▸ **Work required**
Extract, from the listing that follows, each line containing the word "Схема".

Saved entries
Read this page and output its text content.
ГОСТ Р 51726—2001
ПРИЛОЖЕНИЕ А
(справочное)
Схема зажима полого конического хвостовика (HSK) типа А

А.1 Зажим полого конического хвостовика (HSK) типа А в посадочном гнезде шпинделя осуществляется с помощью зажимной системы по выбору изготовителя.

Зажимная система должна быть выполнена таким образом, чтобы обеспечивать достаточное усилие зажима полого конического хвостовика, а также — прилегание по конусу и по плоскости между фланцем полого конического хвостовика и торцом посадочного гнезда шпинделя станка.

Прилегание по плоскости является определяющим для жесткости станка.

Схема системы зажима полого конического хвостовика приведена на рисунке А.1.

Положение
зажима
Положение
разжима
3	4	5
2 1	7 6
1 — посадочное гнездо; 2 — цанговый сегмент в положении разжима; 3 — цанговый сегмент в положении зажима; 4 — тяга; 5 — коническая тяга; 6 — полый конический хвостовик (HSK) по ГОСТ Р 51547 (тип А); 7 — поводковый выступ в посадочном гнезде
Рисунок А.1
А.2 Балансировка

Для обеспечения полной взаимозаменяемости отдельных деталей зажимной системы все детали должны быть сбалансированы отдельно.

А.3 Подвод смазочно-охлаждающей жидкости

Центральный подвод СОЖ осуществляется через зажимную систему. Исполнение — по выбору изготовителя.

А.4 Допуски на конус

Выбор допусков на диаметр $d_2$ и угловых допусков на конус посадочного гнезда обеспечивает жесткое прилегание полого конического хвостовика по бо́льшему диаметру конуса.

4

▸ **Problem solution**
Схема зажима полого конического хвостовика (HSK) типа А
Схема системы зажима полого конического хвостовика приведена на рисунке А.1.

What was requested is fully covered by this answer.